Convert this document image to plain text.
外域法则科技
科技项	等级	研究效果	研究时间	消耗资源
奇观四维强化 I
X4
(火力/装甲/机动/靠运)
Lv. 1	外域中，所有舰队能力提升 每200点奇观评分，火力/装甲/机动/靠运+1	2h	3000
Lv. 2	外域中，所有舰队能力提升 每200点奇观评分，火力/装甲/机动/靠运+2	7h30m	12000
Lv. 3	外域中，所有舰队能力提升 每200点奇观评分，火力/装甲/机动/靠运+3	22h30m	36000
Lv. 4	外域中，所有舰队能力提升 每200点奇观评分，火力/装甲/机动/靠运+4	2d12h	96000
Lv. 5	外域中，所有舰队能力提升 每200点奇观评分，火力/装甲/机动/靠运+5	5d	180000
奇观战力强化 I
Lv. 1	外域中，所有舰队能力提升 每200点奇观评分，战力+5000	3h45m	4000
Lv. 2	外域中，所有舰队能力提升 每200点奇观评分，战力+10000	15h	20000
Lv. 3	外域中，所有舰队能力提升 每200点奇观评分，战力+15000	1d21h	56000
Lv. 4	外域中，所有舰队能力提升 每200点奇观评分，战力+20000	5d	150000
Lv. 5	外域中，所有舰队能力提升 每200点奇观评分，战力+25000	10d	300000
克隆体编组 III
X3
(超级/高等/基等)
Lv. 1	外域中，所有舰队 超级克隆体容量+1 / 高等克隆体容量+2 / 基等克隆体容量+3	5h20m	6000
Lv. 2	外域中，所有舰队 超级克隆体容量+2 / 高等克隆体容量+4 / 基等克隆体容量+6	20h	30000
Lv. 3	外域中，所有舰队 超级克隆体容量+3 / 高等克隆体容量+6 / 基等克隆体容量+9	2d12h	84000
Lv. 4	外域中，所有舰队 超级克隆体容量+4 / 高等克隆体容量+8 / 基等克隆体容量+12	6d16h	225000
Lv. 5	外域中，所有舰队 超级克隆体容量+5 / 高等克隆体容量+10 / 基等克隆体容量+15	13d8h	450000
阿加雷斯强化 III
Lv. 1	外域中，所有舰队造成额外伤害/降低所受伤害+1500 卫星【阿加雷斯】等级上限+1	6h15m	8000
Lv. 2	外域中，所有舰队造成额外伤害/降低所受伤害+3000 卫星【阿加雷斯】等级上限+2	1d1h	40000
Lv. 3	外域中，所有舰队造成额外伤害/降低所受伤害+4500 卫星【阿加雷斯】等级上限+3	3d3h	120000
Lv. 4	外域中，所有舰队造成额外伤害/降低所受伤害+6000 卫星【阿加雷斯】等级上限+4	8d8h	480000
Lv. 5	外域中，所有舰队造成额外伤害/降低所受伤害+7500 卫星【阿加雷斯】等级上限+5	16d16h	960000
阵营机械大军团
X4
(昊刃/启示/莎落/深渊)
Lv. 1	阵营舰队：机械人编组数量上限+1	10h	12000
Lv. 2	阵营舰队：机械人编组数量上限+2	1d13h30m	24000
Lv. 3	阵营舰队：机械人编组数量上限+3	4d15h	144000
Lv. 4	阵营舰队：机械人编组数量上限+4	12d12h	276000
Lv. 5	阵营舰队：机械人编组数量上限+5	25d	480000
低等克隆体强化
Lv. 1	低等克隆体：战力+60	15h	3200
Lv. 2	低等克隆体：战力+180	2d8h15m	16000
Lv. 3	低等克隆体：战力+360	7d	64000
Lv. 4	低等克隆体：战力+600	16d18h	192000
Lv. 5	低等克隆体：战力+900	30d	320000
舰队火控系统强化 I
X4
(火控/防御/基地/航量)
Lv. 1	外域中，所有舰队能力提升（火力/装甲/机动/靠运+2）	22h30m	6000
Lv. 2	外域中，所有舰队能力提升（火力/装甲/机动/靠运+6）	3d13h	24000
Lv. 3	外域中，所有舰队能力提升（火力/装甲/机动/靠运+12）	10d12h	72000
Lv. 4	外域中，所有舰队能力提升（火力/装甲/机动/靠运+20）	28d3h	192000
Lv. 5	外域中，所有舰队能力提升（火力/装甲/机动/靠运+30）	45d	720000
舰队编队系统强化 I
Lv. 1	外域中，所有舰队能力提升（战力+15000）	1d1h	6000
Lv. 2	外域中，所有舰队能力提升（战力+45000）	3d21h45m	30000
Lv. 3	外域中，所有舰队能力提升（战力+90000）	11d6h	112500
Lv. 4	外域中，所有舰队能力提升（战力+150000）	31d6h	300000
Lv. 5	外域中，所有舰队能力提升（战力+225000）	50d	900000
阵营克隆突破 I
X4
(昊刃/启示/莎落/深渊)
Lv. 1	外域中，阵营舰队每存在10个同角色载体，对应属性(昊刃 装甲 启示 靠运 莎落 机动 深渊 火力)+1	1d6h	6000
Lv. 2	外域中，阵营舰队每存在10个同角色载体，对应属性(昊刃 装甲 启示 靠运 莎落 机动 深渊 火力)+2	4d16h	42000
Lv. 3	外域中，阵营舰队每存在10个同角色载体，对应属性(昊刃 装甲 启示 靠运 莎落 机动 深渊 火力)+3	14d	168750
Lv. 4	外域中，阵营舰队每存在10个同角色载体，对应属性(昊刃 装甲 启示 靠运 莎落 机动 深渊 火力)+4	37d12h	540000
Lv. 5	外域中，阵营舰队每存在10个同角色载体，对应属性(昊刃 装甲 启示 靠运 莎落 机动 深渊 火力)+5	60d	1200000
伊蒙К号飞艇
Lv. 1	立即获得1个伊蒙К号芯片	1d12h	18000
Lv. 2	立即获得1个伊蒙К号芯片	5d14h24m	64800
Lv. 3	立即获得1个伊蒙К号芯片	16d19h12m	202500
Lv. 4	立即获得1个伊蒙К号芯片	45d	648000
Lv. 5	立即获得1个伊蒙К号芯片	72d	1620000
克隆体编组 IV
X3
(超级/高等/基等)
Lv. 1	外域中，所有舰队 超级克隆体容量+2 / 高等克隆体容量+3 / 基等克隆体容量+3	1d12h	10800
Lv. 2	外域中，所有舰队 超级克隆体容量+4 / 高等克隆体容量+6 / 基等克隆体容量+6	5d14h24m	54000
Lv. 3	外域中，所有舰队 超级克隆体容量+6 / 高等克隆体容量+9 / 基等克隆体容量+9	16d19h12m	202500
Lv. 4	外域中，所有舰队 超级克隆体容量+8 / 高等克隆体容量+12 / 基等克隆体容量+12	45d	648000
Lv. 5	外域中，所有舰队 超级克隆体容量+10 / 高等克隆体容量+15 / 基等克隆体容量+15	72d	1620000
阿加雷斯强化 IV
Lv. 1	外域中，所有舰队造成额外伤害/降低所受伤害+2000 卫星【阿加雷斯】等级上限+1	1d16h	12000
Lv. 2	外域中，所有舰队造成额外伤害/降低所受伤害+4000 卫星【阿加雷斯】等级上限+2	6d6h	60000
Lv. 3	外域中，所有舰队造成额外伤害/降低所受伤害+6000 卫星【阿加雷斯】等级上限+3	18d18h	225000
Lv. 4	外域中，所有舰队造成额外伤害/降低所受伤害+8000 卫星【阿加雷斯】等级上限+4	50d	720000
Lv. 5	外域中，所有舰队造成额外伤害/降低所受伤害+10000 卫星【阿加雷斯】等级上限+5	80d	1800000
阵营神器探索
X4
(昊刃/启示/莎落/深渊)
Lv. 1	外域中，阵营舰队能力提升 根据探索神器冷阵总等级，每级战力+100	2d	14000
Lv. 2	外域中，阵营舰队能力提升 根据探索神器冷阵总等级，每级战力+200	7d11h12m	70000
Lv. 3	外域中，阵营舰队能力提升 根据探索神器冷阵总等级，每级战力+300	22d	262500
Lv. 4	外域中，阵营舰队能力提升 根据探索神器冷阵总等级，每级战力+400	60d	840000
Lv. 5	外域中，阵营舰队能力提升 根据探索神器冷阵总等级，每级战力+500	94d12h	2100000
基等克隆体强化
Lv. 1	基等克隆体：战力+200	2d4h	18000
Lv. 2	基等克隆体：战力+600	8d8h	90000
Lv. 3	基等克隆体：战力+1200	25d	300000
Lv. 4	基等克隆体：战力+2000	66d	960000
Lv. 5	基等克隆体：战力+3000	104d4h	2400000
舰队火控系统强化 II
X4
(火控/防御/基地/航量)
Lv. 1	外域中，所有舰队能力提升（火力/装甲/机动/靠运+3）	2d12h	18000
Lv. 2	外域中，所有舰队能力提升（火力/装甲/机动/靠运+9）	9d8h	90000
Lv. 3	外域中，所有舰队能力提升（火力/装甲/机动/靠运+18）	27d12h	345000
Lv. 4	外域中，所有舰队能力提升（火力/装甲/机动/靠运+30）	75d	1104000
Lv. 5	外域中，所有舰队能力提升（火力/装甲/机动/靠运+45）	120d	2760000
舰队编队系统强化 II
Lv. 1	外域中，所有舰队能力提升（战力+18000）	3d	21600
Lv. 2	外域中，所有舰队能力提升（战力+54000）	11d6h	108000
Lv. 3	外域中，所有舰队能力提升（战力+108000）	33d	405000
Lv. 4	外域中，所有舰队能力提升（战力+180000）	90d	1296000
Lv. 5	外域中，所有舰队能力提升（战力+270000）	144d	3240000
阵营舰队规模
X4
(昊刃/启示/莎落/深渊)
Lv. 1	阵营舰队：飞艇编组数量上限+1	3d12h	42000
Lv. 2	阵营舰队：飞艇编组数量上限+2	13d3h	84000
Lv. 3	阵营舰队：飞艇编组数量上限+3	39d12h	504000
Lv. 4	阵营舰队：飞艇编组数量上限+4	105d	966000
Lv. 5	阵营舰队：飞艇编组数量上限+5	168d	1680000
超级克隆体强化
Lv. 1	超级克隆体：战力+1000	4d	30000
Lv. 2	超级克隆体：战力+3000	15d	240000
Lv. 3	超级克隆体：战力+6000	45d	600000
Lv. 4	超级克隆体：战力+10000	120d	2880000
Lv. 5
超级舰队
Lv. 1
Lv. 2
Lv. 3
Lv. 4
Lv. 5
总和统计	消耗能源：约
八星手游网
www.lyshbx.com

** Goal **
Return every line holding the word "每级战力" from the records.

** Finished task **
Lv. 1	外域中，阵营舰队能力提升 根据探索神器冷阵总等级，每级战力+100	2d	14000
Lv. 2	外域中，阵营舰队能力提升 根据探索神器冷阵总等级，每级战力+200	7d11h12m	70000
Lv. 3	外域中，阵营舰队能力提升 根据探索神器冷阵总等级，每级战力+300	22d	262500
Lv. 4	外域中，阵营舰队能力提升 根据探索神器冷阵总等级，每级战力+400	60d	840000
Lv. 5	外域中，阵营舰队能力提升 根据探索神器冷阵总等级，每级战力+500	94d12h	2100000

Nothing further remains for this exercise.